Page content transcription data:
§

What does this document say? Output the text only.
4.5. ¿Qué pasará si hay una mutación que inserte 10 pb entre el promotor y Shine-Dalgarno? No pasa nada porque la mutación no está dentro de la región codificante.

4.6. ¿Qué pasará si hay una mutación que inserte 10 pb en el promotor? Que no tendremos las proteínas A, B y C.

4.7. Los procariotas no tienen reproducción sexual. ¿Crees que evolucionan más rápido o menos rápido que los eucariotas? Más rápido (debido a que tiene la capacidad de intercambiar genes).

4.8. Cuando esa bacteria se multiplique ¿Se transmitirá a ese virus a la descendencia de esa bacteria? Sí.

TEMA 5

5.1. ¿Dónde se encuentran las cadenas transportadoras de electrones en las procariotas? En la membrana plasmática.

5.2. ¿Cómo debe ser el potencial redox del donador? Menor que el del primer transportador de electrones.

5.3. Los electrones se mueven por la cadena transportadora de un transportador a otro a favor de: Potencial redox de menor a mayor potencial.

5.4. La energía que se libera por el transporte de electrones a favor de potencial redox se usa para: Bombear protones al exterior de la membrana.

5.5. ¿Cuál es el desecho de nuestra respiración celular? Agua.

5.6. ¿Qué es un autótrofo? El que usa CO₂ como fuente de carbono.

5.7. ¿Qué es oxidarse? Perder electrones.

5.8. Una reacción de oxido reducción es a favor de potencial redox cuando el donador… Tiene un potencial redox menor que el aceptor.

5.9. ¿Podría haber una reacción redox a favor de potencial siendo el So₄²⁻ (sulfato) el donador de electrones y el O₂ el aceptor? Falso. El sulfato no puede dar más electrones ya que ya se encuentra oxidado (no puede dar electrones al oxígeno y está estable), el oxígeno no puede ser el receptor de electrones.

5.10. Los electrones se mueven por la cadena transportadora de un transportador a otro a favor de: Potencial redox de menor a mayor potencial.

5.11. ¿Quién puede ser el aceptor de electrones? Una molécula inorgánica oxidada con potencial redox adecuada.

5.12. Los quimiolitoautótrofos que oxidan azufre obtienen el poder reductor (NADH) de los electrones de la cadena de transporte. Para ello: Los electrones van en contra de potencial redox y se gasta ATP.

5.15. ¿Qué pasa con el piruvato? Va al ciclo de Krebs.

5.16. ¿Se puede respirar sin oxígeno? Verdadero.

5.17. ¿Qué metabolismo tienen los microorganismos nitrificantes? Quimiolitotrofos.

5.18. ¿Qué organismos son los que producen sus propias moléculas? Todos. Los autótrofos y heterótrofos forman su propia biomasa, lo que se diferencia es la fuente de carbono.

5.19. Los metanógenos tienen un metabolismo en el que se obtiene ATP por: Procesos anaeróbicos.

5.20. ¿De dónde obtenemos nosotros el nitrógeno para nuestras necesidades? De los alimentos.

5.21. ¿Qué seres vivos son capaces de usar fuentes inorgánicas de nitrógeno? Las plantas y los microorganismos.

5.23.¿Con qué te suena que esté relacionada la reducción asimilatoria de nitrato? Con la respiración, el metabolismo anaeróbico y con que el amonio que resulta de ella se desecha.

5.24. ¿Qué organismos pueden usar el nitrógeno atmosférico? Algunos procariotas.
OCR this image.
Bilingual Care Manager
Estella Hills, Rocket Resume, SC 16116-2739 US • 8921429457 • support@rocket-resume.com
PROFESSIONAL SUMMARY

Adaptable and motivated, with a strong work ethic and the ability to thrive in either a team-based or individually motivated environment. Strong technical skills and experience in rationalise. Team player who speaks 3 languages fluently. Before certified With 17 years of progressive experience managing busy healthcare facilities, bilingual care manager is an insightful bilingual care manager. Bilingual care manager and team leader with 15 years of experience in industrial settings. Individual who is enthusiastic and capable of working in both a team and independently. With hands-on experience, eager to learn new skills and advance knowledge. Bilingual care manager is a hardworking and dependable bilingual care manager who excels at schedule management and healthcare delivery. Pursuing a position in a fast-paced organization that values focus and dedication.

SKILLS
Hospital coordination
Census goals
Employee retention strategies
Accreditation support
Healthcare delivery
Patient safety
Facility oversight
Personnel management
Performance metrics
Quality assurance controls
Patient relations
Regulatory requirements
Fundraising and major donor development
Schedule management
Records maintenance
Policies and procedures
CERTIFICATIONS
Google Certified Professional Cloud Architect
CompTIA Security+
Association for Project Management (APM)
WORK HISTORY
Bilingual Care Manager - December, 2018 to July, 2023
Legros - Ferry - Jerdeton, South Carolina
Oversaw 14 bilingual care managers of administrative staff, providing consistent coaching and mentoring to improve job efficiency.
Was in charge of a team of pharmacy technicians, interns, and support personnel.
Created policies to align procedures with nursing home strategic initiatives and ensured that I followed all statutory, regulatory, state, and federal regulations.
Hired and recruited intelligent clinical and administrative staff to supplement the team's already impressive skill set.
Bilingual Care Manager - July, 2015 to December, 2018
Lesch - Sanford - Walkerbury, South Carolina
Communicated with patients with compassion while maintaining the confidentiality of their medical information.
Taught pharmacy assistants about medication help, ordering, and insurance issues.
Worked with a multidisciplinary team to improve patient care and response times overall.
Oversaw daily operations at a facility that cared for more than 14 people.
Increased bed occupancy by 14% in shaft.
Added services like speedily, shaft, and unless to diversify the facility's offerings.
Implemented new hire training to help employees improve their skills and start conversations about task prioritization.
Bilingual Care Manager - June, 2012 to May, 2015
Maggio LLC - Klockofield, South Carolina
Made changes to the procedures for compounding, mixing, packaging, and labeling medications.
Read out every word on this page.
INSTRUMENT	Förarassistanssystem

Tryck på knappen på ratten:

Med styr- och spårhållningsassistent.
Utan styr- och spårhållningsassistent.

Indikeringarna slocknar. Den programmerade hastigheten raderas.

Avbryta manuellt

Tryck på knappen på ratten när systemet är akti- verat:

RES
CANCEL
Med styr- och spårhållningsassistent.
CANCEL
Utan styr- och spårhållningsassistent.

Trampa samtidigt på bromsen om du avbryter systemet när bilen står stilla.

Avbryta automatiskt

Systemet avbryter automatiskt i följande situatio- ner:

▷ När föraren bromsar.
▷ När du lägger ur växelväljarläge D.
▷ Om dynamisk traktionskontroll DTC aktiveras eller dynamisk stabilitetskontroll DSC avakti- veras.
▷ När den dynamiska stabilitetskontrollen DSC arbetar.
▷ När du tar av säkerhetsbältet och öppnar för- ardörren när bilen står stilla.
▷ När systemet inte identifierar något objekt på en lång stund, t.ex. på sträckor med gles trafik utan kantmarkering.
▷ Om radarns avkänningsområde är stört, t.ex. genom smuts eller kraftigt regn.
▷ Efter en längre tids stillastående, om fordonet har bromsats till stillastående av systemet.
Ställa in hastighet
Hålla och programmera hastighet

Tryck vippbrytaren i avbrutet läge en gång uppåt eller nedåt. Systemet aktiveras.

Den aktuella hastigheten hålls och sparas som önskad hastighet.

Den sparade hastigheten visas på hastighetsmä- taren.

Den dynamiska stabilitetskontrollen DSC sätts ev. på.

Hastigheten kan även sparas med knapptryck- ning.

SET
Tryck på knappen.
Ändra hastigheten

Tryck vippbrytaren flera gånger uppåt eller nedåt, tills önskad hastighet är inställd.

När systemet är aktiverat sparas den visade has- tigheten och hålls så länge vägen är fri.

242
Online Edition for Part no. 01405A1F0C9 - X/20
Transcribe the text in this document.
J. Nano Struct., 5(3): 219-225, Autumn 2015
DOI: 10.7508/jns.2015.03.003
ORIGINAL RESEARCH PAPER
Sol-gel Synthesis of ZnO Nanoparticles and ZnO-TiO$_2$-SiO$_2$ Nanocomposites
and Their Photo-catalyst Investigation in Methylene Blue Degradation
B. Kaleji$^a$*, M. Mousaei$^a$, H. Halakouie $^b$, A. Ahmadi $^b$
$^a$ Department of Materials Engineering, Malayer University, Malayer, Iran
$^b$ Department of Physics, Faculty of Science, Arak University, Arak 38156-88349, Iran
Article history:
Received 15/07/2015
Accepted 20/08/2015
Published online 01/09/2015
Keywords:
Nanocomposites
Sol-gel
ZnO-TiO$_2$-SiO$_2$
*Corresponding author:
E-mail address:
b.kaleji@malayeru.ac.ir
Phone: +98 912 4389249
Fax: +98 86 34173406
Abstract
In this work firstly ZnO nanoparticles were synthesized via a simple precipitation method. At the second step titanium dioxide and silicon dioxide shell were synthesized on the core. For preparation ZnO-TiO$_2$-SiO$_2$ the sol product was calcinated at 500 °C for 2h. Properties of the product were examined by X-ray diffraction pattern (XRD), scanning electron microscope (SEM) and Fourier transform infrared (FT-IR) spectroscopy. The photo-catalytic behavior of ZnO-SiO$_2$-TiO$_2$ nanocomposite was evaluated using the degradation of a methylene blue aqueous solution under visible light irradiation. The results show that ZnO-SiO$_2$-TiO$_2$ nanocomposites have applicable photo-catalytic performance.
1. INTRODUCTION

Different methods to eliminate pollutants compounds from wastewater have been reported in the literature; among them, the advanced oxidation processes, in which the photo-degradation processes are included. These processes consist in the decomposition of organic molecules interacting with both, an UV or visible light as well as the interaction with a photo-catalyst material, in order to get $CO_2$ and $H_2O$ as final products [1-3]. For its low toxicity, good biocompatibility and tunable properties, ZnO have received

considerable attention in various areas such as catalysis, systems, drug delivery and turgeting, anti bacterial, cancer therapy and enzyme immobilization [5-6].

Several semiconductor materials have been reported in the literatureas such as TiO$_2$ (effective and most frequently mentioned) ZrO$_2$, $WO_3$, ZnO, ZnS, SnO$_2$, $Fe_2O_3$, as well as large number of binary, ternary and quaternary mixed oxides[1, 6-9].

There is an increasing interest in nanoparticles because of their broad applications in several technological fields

§

● Description of the task:
In the entries above, find each line containing the string "aceptor" and copy it.

● Exercise output:
5.8. Una reacción de oxido reducción es a favor de potencial redox cuando el donador… Tiene un potencial redox menor que el aceptor.
5.9. ¿Podría haber una reacción redox a favor de potencial siendo el So₄²⁻ (sulfato) el donador de electrones y el O₂ el aceptor? Falso. El sulfato no puede dar más electrones ya que ya se encuentra oxidado (no puede dar electrones al oxígeno y está estable), el oxígeno no puede ser el receptor de electrones.
5.11. ¿Quién puede ser el aceptor de electrones? Una molécula inorgánica oxidada con potencial redox adecuada.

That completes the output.